Exercise:
Scan the lines below for "higher"; report the number of lines that contain it, and only that.

Listed records:
__________
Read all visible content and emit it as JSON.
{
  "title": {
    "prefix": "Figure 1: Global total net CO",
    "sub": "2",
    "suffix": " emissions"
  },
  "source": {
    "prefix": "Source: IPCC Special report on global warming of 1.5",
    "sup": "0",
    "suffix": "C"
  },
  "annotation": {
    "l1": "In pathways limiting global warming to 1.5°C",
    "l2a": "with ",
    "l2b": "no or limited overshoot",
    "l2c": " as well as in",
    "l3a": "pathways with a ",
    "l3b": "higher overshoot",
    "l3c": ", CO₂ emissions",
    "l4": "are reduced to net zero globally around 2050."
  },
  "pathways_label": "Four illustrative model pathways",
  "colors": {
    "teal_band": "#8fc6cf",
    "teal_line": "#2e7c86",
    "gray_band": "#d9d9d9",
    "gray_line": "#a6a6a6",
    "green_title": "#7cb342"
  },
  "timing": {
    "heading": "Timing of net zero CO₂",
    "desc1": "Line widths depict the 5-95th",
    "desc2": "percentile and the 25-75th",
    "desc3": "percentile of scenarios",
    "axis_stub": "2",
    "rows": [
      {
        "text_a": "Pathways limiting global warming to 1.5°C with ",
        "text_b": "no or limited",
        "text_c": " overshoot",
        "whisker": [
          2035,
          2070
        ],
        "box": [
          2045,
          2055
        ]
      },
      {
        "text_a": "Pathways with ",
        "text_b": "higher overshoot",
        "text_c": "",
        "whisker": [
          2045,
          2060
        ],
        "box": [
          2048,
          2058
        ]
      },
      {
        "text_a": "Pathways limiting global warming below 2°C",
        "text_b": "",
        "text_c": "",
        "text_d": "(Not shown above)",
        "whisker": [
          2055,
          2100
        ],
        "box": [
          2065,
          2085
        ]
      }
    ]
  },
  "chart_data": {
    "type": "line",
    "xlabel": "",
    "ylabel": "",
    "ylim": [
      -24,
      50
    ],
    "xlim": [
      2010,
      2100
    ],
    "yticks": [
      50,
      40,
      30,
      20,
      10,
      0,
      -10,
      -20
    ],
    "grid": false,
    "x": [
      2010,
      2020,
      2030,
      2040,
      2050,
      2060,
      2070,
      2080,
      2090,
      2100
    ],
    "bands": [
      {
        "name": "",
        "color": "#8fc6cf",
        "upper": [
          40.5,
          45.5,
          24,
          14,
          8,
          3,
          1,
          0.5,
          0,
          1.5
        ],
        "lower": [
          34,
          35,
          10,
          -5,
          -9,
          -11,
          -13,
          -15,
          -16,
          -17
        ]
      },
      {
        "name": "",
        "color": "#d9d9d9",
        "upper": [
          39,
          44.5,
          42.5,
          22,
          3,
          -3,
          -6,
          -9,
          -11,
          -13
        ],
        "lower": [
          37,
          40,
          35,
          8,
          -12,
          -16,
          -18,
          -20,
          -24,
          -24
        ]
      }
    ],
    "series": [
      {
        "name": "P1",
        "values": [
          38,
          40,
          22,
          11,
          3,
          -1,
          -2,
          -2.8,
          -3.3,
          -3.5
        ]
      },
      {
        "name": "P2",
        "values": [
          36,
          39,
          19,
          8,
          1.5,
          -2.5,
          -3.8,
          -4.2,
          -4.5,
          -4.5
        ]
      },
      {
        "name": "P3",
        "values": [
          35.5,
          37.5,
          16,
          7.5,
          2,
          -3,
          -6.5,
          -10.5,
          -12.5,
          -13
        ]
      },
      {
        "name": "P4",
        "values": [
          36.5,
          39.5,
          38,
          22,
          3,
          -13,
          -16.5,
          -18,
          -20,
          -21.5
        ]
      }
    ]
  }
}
__________
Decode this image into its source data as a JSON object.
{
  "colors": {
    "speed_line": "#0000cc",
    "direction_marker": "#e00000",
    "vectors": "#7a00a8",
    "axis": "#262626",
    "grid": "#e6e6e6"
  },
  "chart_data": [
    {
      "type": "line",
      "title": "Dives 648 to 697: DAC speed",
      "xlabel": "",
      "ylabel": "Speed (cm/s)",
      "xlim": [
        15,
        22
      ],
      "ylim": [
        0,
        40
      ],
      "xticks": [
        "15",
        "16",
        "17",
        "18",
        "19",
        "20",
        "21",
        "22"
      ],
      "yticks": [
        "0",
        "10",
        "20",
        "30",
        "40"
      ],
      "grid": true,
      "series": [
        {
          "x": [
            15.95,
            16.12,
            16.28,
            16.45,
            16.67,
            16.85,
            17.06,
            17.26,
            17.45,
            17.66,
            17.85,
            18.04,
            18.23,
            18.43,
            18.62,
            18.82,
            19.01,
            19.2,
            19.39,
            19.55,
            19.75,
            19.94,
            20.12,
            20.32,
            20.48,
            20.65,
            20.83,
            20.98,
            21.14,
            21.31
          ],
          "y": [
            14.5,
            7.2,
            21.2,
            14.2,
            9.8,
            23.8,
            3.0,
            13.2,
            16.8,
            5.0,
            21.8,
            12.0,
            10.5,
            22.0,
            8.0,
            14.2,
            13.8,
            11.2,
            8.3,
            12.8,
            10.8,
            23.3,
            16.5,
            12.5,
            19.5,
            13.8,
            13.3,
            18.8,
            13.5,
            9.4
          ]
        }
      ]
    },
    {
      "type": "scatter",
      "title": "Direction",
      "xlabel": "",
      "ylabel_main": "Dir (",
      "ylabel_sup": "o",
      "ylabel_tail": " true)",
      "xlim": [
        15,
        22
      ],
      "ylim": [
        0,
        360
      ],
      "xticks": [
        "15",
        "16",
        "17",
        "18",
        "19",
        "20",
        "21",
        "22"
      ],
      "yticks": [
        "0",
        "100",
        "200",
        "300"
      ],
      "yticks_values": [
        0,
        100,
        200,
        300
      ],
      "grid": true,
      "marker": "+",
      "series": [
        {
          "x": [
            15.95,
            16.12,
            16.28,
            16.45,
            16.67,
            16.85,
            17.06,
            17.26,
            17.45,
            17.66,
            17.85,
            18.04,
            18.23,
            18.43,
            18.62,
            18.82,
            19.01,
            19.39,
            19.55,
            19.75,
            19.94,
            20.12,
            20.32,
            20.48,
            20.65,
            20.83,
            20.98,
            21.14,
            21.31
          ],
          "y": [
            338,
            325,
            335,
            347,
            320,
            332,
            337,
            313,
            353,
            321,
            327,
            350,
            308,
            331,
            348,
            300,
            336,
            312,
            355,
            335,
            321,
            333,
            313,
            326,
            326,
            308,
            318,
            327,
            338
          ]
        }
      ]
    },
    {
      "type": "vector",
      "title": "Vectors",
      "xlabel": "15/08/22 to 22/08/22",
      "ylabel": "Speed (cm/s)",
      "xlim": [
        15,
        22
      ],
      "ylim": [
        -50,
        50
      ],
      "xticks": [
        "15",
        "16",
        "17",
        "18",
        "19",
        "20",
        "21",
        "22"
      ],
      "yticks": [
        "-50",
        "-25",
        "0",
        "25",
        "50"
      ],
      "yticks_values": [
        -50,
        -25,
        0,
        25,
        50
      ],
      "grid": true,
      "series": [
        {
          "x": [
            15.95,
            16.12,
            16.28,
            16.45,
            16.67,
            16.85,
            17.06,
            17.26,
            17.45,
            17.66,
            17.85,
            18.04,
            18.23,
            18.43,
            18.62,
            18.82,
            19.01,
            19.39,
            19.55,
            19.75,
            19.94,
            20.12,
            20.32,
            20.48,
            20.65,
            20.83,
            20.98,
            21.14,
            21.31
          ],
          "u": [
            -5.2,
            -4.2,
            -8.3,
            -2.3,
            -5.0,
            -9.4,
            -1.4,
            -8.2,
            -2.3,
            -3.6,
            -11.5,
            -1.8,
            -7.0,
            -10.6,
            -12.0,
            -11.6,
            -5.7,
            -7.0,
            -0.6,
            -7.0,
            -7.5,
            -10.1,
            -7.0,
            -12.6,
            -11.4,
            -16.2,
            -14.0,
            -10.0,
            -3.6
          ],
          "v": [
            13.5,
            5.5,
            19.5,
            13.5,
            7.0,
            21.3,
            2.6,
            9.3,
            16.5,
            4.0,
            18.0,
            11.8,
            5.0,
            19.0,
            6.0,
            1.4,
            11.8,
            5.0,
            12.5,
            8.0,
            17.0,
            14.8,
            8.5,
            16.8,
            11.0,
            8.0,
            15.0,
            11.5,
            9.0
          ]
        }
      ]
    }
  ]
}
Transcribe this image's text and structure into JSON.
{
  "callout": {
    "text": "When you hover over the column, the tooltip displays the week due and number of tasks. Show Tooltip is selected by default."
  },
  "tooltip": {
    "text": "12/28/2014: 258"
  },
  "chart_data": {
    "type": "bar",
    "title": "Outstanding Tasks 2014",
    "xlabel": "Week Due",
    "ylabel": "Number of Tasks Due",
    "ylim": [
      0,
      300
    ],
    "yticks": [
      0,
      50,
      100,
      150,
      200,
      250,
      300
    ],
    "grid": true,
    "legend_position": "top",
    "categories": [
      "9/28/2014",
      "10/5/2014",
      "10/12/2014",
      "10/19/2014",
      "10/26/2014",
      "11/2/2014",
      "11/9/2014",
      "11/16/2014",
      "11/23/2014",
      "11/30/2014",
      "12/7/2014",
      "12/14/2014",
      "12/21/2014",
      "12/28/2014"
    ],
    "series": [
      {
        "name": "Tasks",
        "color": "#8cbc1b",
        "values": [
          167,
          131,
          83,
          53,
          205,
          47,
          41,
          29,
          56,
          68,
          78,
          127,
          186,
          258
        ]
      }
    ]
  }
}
__________
Exercise answer:
2